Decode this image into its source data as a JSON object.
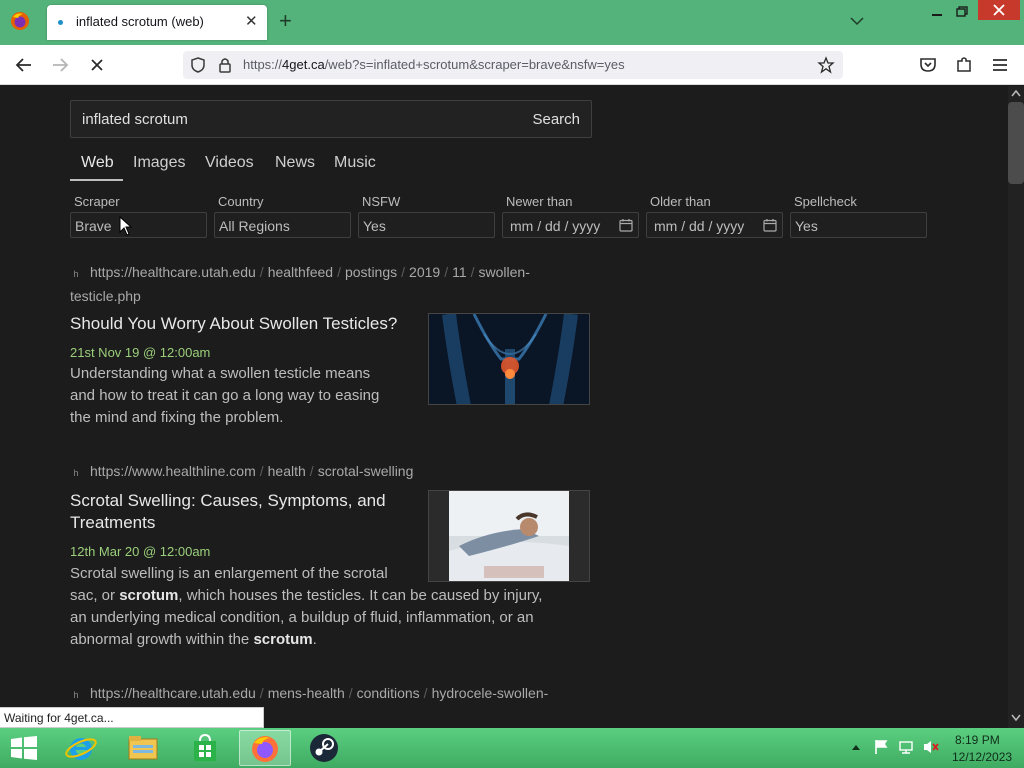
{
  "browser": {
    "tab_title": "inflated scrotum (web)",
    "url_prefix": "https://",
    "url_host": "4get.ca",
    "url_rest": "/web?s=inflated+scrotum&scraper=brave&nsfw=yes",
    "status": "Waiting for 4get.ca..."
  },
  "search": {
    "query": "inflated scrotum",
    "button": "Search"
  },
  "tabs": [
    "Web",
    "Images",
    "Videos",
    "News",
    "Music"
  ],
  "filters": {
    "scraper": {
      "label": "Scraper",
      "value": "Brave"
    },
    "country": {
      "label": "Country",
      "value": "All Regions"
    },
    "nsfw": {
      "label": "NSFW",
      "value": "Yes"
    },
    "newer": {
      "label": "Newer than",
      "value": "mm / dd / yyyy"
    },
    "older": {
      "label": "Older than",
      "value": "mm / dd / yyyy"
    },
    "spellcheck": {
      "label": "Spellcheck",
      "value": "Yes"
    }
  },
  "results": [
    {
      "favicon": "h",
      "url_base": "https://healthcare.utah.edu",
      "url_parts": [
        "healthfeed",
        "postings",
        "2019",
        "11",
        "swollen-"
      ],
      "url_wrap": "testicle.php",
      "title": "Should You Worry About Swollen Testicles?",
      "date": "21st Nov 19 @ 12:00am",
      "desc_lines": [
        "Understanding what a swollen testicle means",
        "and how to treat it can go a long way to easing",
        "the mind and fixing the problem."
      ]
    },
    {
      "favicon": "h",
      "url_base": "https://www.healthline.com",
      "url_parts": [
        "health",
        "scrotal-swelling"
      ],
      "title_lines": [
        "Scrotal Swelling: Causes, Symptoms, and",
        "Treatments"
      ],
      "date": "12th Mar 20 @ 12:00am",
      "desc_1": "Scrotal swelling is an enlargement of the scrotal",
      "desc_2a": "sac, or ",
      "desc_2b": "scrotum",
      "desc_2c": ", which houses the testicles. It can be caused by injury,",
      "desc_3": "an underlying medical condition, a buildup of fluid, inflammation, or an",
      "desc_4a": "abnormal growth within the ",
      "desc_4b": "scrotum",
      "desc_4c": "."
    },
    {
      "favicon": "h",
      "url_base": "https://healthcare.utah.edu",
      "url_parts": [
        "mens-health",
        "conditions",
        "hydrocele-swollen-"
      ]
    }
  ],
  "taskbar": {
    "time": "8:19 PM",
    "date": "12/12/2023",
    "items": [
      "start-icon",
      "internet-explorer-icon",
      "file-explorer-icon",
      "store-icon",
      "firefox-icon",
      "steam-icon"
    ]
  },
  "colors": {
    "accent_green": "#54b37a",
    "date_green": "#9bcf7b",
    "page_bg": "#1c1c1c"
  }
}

┄┄┄┄┄┄┄┄┄┄┄┄┄┄┄┄┄┄┄┄

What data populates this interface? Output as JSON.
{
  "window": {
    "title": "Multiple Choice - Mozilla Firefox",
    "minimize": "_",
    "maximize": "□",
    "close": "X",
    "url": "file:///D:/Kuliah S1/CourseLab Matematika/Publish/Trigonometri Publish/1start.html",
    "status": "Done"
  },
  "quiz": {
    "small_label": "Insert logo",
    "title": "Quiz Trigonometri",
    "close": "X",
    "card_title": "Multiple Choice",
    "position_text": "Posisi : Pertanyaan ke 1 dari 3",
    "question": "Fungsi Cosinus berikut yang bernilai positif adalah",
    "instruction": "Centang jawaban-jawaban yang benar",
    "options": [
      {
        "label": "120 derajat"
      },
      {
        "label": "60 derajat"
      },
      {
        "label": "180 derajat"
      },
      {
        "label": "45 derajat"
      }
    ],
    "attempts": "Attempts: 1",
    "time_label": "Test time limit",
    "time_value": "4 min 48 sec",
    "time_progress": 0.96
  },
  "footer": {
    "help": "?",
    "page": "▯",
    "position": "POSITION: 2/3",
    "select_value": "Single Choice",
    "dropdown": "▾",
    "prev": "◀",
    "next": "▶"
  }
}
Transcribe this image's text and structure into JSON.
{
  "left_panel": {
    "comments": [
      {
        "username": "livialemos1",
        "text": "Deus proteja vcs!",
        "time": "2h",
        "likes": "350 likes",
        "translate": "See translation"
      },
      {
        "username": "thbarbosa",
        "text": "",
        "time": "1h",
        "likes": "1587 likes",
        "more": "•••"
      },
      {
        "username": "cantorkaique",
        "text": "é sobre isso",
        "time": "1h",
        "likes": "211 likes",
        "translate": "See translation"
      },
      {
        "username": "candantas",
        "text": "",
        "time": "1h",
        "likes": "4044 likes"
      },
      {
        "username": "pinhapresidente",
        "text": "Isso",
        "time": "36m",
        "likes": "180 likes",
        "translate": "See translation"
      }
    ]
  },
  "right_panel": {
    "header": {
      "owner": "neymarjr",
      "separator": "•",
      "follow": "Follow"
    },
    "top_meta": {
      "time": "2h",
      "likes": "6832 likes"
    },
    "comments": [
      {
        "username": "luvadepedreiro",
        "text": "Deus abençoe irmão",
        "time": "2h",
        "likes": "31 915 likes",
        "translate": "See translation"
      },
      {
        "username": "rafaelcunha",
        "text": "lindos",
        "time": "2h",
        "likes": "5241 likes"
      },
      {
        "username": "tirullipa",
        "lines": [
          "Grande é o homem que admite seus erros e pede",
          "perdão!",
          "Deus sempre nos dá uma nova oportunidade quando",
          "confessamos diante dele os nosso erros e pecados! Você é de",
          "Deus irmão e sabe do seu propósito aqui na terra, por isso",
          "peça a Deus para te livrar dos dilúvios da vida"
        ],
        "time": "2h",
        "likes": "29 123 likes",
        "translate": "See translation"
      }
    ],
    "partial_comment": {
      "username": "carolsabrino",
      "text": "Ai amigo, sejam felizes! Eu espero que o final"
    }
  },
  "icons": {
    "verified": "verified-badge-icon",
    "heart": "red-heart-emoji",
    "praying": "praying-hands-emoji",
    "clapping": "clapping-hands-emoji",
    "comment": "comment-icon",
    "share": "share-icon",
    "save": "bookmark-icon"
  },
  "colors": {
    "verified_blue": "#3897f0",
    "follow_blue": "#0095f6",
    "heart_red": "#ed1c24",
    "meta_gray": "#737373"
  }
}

┄┄┄┄┄┄┄┄┄┄┄┄┄┄┄┄┄┄┄┄

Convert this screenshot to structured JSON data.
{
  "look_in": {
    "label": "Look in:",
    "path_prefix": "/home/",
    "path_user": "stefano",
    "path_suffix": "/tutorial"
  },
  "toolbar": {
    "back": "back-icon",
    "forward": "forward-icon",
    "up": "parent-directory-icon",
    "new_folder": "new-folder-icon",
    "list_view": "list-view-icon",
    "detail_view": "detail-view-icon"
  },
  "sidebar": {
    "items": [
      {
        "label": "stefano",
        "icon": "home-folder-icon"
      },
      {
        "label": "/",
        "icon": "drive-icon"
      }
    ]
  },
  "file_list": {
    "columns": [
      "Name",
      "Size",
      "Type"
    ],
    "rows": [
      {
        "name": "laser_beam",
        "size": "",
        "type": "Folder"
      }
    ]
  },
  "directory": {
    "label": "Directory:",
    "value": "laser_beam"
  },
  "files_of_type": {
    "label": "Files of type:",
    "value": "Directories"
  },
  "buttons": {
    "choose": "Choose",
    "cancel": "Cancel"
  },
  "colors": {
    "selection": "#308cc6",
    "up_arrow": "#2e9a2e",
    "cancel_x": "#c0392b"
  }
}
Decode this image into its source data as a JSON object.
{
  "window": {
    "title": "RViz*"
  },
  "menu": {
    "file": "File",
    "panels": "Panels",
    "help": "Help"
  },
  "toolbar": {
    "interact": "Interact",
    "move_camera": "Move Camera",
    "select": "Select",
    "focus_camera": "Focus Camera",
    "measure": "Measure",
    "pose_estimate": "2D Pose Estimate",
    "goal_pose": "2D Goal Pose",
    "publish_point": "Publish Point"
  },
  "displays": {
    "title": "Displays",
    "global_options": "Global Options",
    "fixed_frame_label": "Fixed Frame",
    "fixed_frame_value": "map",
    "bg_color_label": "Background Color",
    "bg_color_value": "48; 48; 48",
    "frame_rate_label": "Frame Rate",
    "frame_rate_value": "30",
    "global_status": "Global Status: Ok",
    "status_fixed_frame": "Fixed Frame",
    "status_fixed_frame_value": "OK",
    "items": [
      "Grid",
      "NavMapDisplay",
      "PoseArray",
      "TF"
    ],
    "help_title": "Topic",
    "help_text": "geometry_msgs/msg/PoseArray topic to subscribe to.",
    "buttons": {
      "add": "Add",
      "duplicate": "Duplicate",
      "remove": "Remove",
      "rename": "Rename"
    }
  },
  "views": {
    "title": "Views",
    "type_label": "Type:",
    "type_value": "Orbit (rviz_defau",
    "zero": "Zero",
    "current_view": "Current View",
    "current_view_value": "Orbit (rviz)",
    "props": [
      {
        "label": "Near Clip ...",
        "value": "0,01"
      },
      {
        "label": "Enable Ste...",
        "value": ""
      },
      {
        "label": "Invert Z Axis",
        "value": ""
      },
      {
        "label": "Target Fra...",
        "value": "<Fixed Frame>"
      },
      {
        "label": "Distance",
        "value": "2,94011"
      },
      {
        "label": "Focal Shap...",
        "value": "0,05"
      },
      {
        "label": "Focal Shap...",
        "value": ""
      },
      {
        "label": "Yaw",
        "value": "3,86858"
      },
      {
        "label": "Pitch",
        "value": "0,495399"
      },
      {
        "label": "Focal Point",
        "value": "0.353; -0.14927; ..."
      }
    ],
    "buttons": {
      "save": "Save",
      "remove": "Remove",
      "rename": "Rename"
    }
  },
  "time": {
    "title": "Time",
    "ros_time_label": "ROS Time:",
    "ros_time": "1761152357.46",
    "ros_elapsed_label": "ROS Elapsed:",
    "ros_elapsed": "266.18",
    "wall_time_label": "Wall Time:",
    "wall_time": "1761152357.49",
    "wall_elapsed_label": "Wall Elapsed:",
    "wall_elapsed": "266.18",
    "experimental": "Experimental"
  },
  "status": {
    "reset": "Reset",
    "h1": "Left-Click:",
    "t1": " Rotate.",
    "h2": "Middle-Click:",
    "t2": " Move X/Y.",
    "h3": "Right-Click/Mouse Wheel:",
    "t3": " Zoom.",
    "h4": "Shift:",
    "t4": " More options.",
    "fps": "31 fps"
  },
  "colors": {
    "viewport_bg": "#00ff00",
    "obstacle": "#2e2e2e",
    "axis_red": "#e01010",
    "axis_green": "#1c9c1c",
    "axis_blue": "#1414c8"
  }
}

┄┄┄┄┄┄┄┄┄┄┄┄┄┄┄┄┄┄┄┄

WRITTEN EXERCISE: Identify and extract each line of the listing that contains "PoseArray".

WRITTEN RESPONSE:
      "PoseArray",
    "help_text": "geometry_msgs/msg/PoseArray topic to subscribe to.",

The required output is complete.